§ Problem to solve: Return every entry exactly.

§ Data provided:
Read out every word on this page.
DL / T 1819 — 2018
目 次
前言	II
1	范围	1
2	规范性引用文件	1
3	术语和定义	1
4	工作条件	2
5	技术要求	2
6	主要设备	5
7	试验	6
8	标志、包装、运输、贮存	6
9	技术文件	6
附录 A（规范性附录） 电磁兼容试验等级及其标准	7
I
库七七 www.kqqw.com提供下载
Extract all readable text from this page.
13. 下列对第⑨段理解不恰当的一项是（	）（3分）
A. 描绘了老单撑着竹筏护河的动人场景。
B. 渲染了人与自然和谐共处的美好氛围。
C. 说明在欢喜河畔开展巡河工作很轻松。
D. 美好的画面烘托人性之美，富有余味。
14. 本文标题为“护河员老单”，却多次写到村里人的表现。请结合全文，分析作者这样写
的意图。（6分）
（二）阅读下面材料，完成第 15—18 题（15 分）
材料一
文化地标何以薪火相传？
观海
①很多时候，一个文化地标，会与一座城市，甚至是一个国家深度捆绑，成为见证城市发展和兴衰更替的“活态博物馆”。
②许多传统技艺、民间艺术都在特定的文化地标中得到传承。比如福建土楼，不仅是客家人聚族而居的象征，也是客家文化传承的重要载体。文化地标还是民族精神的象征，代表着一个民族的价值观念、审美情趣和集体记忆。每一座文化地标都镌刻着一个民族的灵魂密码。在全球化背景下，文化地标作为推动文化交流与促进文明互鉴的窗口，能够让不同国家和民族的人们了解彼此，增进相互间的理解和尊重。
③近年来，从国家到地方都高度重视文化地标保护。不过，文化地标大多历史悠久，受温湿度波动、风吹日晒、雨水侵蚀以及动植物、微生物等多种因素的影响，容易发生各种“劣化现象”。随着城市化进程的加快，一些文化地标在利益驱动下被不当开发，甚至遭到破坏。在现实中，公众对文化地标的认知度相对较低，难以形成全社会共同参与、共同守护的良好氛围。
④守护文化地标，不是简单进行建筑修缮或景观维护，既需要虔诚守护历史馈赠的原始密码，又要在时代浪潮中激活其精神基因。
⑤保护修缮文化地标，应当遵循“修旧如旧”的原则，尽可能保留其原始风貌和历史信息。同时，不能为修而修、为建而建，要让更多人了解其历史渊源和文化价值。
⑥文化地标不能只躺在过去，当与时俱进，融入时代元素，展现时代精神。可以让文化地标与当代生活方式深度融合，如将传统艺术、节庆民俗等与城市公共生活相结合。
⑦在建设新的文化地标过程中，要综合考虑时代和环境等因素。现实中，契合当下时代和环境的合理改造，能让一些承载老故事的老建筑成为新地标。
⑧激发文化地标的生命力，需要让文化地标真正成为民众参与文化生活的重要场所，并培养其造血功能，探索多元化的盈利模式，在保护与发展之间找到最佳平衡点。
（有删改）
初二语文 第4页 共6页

§ Task output:
Read out every word on this page.
DL / T 1819 — 2018
目 次
前言	II
1	范围	1
2	规范性引用文件	1
3	术语和定义	1
4	工作条件	2
5	技术要求	2
6	主要设备	5
7	试验	6
8	标志、包装、运输、贮存	6
9	技术文件	6
附录 A（规范性附录） 电磁兼容试验等级及其标准	7
I
库七七 www.kqqw.com提供下载
Extract all readable text from this page.
13. 下列对第⑨段理解不恰当的一项是（	）（3分）
A. 描绘了老单撑着竹筏护河的动人场景。
B. 渲染了人与自然和谐共处的美好氛围。
C. 说明在欢喜河畔开展巡河工作很轻松。
D. 美好的画面烘托人性之美，富有余味。
14. 本文标题为“护河员老单”，却多次写到村里人的表现。请结合全文，分析作者这样写
的意图。（6分）
（二）阅读下面材料，完成第 15—18 题（15 分）
材料一
文化地标何以薪火相传？
观海
①很多时候，一个文化地标，会与一座城市，甚至是一个国家深度捆绑，成为见证城市发展和兴衰更替的“活态博物馆”。
②许多传统技艺、民间艺术都在特定的文化地标中得到传承。比如福建土楼，不仅是客家人聚族而居的象征，也是客家文化传承的重要载体。文化地标还是民族精神的象征，代表着一个民族的价值观念、审美情趣和集体记忆。每一座文化地标都镌刻着一个民族的灵魂密码。在全球化背景下，文化地标作为推动文化交流与促进文明互鉴的窗口，能够让不同国家和民族的人们了解彼此，增进相互间的理解和尊重。
③近年来，从国家到地方都高度重视文化地标保护。不过，文化地标大多历史悠久，受温湿度波动、风吹日晒、雨水侵蚀以及动植物、微生物等多种因素的影响，容易发生各种“劣化现象”。随着城市化进程的加快，一些文化地标在利益驱动下被不当开发，甚至遭到破坏。在现实中，公众对文化地标的认知度相对较低，难以形成全社会共同参与、共同守护的良好氛围。
④守护文化地标，不是简单进行建筑修缮或景观维护，既需要虔诚守护历史馈赠的原始密码，又要在时代浪潮中激活其精神基因。
⑤保护修缮文化地标，应当遵循“修旧如旧”的原则，尽可能保留其原始风貌和历史信息。同时，不能为修而修、为建而建，要让更多人了解其历史渊源和文化价值。
⑥文化地标不能只躺在过去，当与时俱进，融入时代元素，展现时代精神。可以让文化地标与当代生活方式深度融合，如将传统艺术、节庆民俗等与城市公共生活相结合。
⑦在建设新的文化地标过程中，要综合考虑时代和环境等因素。现实中，契合当下时代和环境的合理改造，能让一些承载老故事的老建筑成为新地标。
⑧激发文化地标的生命力，需要让文化地标真正成为民众参与文化生活的重要场所，并培养其造血功能，探索多元化的盈利模式，在保护与发展之间找到最佳平衡点。
（有删改）
初二语文 第4页 共6页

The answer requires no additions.